Task inputs:
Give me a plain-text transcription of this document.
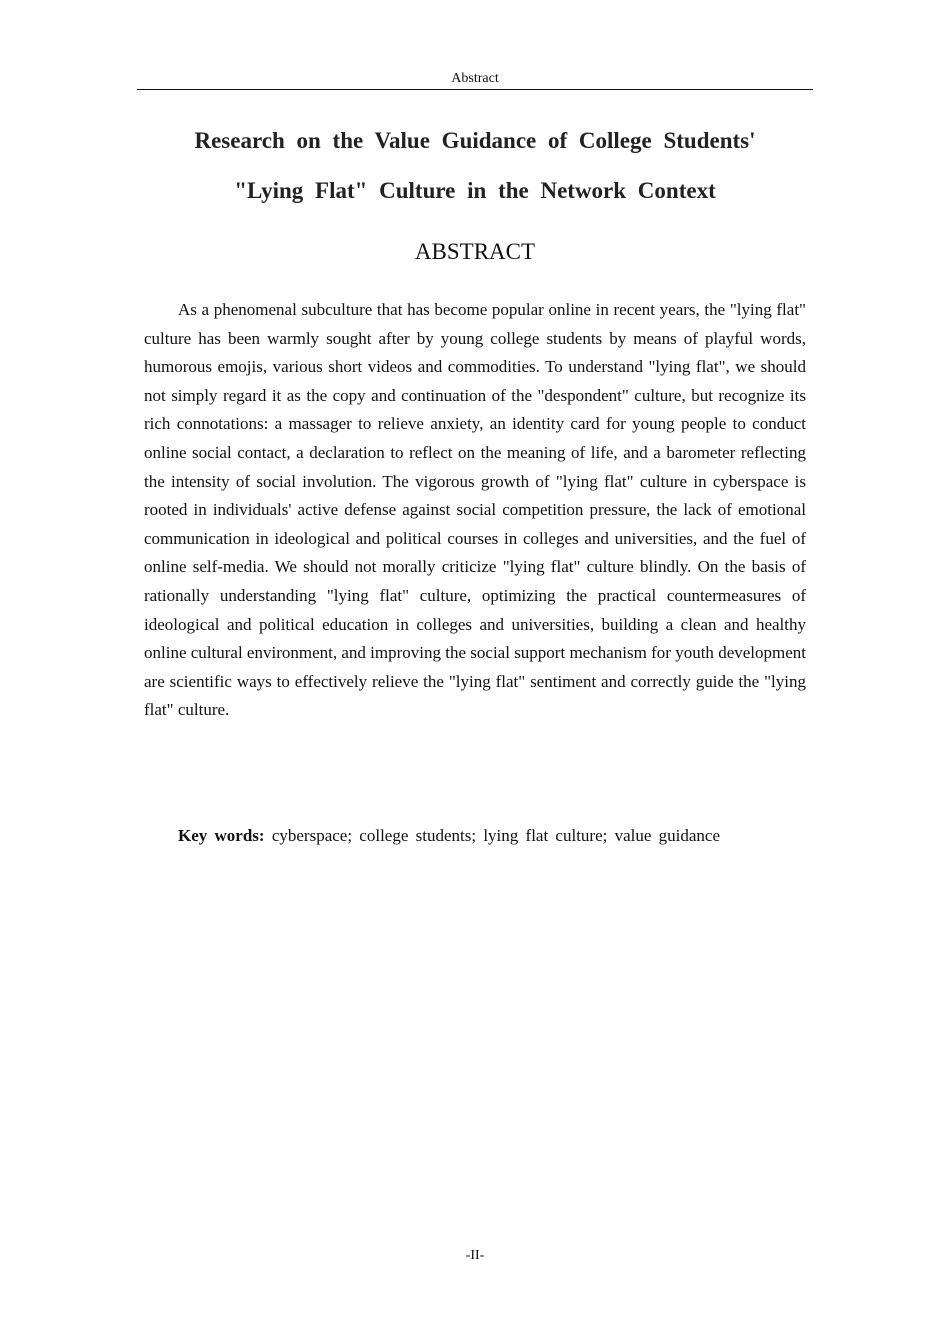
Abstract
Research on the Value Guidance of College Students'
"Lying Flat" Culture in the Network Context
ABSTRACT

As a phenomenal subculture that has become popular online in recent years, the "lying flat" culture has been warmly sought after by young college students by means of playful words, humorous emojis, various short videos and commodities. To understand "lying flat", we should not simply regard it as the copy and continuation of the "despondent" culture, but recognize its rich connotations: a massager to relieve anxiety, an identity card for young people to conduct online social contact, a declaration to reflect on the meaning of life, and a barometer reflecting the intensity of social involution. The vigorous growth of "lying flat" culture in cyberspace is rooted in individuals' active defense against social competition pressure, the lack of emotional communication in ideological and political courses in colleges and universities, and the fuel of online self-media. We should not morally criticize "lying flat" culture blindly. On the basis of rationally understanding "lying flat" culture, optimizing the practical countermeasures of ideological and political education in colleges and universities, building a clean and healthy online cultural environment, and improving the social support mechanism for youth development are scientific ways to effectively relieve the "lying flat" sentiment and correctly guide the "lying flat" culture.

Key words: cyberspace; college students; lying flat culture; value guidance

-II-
--
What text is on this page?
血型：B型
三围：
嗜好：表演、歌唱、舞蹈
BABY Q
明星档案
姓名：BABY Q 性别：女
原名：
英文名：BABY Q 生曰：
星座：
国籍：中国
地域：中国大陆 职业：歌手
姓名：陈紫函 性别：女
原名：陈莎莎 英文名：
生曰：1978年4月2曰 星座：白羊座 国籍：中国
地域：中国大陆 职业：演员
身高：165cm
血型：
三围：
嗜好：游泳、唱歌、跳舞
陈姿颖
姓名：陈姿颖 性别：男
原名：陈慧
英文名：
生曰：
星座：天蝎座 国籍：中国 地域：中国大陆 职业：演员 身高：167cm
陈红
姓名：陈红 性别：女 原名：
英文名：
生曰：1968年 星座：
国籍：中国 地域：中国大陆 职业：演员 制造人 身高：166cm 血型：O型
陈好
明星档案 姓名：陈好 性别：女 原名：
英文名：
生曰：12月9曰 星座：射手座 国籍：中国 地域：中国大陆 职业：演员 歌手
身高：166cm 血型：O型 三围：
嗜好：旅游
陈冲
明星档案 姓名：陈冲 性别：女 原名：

Directions: Looking at the records above, work out how many lines include the string "中国大陆". Give the number and nothing else.

Written solution: 5